Work to do: Extend the Solvency II capital management text from the point where it stops.

## start Text excerpt

CAPITAL MANAGEMENT | Solvency II

Subject to ensuring other constraints are managed, surplus capital is a useful
proxy measure for liquid resources available to fund items such as dividends,
acquisitions or business investment. As such, Chesnara defines cash generation
as the movement in surplus, above management buffers, during the period.

 

GROUP SOLVENCY

SOLVENCY POSITION

 

 £m                31 Dec 2023  31 Dec 2022

 Own funds         684          605
 SCR               333          307
 Surplus           351          298
 Solvency ratio %  205%         197%

 

SOLVENCY SURPLUS MOVEMENT*

*PRE INTRAGROUP DIVIDENDS

 

 £m

 Group surplus at 31 Dec 2022  298.4
 UK                            45.1
 Movestic                      (2.6)
 Waard                         16.2
 Scildon                       0.2
 Chesnara / consol adj         (19.1)
 Change in T2/T3 restrictions  46.4
 Acquisition                   8.8
 Exchange rates                (6.2)
 Dividends                     (36.1)
 Group surplus at 31 Dec 2023  351.0

 

Surplus:

The group has £351m of surplus over and above the capital requirements under
Solvency II, compared to £298m at the end of 2022.  The group solvency ratio
has increased from 197% to 205%.

 

Own Funds:

Own Funds have risen by £115m (pre-dividends).  The most material drivers
are the acquisition of the insurance portfolio of Conservatrix in Waard and
the reinsurance of policies from Canada Life in CA, which contributed £32m of
Own Funds on completion, coupled with the reduction in Tier 2 restrictions.

 

SCR:

The SCR has increased by £26m, owing mainly to a rise in equity risk (due to
the rise in equity markets and symmetric adjustment) and increases in market
and life underwriting SCR from the 2023 acquisitions.

 

Solvency II background

-       Solvency is a measure of how much the value of the company
exceeds the level of capital it is required to hold.

-       The value of the company is referred to as its "Own Funds" (OF)
and this is measured in accordance with the rules of the newly adopted
Solvency II regime.

## end Text excerpt
## start Source data

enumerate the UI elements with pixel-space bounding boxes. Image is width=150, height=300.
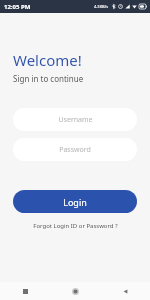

## end Source data

The answer:
-       The capital requirement is again defined by Solvency II rules
and the primary requirement is referred to as the Solvency Capital Requirement
(SCR).

-       Solvency is expressed as either a ratio:    OF/SCR % or as an
absolute surplus: OF less SCR.

 

WHAT ARE OWN FUNDS?

A valuation which reflects the net assets of the company and includes a value
for future profits expected to arise from in-force policies.

 

The Own Funds valuation: A restriction is applied to reduce the aggregate
value of Tier 2 and eligible Tier 3 assets down to 50% of the reported SCR.

 

Contract boundaries:  Solvency II rules do not allow for the recognition of
future cash flows on certain policies despite a high probability of receipt.

 

Risk margin:  The Solvency II rules require a 'risk margin' liability which
is deemed to be above the realistic cost.

 

Restricted with profit surpluses:  Surpluses in the group's with-profit funds
are not recognised in Solvency II Own Funds despite their commercial value.

 

We define Economic Value (EcV) as being the Own Funds adjusted for the items
above.  As such our Own Funds and EcV have many common characteristics and
tend to be impacted by the same factors.

 

Transitional measures, introduced as part of the long-term guarantee package
when Solvency II was introduced, are available to temporarily increase Own
Funds.  Chesnara does not take advantage of such measures, however we do
apply the volatility adjustment within our Dutch and UK divisions.

 

How do Own Funds change?

Own Funds (and Economic Value) are sensitive to economic conditions.  In
general, positive equity markets and increasing yields lead to OF growth and
vice versa.  Other factors that improve OF include writing profitable new
business, reducing the expense base and improvements to lapse rates.

 

WHAT IS CAPITAL REQUIREMENT?

The solvency capital requirement can be calculated using a "standard formula"
or "internal model". Chesnara adopts the "standard formula".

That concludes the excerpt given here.